YOUR INSTRUCTIONS:
Below are the records; locate each line with the word "name" and copy it.
— begin —
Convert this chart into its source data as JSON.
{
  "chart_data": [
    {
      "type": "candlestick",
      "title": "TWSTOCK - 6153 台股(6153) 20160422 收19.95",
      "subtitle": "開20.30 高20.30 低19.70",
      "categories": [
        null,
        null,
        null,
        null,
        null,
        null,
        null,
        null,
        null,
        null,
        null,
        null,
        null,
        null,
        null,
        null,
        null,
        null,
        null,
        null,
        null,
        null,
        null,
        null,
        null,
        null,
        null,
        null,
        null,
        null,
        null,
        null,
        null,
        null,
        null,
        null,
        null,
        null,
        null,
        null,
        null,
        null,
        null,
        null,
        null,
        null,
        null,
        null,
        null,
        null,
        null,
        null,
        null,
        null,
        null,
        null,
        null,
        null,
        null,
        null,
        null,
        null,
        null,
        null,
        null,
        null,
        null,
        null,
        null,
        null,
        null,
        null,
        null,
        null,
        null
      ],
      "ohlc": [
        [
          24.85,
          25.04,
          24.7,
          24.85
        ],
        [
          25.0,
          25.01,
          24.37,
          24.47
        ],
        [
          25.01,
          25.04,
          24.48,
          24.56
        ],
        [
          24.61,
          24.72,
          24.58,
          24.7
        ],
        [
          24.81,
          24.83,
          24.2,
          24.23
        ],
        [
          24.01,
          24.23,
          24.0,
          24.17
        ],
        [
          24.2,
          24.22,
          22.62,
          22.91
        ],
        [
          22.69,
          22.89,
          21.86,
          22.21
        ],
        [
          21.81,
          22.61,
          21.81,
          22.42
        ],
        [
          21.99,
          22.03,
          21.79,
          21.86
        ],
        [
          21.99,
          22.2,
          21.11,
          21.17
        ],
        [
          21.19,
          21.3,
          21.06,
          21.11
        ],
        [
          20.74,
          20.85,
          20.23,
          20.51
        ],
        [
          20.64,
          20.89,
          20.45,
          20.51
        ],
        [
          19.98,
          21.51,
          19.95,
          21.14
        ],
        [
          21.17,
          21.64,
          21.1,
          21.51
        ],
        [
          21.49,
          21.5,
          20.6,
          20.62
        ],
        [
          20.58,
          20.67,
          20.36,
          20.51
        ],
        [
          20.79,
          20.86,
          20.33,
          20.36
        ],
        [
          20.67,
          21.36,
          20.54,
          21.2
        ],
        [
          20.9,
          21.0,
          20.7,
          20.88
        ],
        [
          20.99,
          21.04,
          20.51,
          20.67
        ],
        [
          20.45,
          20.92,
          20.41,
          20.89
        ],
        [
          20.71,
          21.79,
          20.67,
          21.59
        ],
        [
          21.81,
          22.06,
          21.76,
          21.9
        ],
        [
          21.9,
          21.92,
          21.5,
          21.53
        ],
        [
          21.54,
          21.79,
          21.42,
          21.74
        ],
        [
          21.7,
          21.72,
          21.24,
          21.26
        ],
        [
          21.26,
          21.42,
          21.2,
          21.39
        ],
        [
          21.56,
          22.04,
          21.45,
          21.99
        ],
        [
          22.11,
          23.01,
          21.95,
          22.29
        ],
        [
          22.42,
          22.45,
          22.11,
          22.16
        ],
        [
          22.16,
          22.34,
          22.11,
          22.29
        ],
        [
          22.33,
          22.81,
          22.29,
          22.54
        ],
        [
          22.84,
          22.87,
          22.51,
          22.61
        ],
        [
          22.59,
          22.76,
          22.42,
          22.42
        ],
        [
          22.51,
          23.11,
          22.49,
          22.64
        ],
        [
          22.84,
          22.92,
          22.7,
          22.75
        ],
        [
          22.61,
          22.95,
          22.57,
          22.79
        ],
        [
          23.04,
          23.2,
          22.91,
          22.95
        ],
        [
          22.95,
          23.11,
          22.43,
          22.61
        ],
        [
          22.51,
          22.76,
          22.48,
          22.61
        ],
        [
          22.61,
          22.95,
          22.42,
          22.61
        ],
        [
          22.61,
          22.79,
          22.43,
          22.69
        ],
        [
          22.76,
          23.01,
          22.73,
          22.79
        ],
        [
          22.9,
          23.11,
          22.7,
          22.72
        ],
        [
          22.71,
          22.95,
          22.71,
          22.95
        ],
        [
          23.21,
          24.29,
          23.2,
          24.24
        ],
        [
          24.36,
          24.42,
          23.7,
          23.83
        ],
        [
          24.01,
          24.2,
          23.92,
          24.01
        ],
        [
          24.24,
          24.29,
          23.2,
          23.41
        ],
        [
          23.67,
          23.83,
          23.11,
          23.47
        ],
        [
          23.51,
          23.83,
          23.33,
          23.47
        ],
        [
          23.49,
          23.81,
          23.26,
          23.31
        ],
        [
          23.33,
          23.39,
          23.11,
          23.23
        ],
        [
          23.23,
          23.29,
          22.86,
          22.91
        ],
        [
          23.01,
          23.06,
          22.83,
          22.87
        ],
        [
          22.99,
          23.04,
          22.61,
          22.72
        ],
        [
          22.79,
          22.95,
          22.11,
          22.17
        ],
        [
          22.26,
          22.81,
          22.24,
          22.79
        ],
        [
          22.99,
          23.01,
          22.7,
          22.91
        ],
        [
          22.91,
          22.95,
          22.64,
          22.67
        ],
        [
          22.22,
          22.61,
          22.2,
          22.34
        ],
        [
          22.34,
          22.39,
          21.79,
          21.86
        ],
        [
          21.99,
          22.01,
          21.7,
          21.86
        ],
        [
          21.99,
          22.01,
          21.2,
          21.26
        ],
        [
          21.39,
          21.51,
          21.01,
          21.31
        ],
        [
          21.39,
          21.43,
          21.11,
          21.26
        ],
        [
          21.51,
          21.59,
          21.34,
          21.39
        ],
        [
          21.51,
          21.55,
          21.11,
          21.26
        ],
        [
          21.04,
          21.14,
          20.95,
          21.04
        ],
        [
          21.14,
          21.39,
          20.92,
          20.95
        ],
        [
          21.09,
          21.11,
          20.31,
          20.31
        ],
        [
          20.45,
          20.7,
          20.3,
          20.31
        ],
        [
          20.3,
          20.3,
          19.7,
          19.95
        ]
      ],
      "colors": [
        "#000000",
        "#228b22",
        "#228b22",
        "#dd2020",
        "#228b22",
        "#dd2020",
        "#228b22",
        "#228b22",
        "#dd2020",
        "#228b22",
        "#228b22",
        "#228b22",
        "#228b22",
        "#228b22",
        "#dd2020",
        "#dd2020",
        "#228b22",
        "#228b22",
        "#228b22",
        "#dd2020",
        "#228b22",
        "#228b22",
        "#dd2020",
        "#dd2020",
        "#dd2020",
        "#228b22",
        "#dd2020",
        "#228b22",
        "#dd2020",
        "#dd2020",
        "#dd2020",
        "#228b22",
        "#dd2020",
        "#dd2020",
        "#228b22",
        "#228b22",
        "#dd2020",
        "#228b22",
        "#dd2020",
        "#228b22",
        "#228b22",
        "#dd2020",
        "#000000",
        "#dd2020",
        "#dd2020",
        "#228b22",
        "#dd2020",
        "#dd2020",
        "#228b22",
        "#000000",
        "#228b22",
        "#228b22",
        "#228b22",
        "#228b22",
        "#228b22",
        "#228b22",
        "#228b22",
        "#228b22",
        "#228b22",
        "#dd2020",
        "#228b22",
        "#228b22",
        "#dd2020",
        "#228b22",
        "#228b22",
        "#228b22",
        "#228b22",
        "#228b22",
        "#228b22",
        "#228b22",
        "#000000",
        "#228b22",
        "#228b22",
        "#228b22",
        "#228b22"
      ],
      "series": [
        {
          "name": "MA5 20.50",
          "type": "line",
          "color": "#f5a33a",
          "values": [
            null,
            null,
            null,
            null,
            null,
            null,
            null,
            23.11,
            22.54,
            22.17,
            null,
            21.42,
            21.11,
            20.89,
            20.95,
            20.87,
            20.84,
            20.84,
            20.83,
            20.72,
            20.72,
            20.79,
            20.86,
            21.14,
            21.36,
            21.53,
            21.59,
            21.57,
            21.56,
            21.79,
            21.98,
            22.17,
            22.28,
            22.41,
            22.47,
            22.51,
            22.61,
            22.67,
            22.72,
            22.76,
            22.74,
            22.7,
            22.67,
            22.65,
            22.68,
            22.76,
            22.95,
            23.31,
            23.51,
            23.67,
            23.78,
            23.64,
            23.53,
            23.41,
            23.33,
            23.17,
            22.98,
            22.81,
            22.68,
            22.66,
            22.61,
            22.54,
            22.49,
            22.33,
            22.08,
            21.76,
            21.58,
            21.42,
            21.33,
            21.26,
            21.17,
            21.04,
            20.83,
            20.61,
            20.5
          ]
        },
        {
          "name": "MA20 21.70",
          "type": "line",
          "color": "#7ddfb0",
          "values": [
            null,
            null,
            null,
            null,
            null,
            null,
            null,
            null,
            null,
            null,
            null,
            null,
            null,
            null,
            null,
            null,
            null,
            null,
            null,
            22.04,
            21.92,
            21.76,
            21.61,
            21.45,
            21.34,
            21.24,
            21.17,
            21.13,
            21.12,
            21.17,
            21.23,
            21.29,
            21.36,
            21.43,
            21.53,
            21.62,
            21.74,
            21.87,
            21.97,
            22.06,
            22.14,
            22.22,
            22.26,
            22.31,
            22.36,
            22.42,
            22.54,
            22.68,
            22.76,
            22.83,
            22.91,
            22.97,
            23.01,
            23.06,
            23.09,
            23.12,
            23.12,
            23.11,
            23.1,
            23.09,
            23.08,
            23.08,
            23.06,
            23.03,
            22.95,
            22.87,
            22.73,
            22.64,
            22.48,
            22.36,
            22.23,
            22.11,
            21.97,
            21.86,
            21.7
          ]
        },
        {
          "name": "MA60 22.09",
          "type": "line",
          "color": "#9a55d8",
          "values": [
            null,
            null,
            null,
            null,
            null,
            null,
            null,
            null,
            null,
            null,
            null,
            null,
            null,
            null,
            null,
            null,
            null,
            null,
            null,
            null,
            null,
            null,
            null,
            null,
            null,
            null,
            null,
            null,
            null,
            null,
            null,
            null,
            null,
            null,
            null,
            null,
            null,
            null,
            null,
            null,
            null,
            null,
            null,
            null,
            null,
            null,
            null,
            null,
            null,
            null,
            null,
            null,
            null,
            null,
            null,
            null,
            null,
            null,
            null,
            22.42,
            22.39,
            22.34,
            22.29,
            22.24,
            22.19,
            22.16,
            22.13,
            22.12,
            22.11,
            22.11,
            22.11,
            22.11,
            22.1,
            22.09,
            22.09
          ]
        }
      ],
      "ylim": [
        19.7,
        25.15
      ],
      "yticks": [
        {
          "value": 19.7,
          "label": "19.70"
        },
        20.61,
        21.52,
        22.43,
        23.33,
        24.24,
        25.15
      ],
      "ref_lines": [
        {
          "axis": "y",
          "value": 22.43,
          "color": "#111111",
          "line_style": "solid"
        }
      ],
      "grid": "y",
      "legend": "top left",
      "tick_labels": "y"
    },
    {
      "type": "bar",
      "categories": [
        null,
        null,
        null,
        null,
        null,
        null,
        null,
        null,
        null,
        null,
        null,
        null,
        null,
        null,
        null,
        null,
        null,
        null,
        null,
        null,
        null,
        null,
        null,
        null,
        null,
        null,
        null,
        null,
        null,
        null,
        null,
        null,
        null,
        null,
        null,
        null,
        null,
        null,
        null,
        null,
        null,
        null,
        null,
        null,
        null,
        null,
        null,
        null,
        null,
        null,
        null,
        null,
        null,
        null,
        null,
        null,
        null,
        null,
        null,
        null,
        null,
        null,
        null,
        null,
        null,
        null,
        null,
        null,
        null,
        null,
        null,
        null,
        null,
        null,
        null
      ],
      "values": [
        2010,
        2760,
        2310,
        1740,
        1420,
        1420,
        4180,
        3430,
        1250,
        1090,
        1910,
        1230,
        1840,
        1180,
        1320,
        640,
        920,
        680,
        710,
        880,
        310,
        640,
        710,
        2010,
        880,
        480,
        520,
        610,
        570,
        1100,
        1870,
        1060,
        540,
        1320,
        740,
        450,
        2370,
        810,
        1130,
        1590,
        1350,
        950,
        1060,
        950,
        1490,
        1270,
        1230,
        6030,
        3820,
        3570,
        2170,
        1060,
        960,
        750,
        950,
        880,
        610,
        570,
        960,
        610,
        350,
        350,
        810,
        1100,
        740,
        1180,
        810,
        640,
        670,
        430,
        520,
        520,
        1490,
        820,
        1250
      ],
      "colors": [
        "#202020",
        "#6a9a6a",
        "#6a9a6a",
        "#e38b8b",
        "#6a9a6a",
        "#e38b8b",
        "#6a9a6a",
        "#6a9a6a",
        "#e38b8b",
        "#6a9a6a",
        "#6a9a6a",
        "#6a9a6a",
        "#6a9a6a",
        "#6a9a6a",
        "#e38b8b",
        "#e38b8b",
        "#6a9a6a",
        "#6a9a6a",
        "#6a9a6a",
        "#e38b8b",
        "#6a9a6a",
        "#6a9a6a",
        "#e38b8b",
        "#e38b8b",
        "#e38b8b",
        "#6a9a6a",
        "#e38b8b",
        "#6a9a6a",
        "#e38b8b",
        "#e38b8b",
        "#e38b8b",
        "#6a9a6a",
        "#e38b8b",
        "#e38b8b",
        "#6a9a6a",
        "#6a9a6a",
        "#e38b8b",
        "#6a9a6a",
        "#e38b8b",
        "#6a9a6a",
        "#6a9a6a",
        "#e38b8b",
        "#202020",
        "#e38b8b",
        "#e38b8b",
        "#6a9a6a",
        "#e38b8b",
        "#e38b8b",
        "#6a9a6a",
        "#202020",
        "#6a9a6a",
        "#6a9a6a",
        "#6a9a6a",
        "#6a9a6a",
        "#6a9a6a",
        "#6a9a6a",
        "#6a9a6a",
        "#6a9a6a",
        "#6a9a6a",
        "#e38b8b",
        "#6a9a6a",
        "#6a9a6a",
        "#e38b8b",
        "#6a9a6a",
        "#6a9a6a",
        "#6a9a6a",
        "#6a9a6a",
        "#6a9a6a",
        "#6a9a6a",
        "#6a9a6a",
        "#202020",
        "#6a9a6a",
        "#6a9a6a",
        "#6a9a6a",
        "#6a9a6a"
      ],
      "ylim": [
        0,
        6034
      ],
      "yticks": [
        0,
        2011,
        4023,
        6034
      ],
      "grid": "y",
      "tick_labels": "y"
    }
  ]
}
— end —
RESULT OF THIS TASK:
          "name": "MA5 20.50",
          "name": "MA20 21.70",
          "name": "MA60 22.09",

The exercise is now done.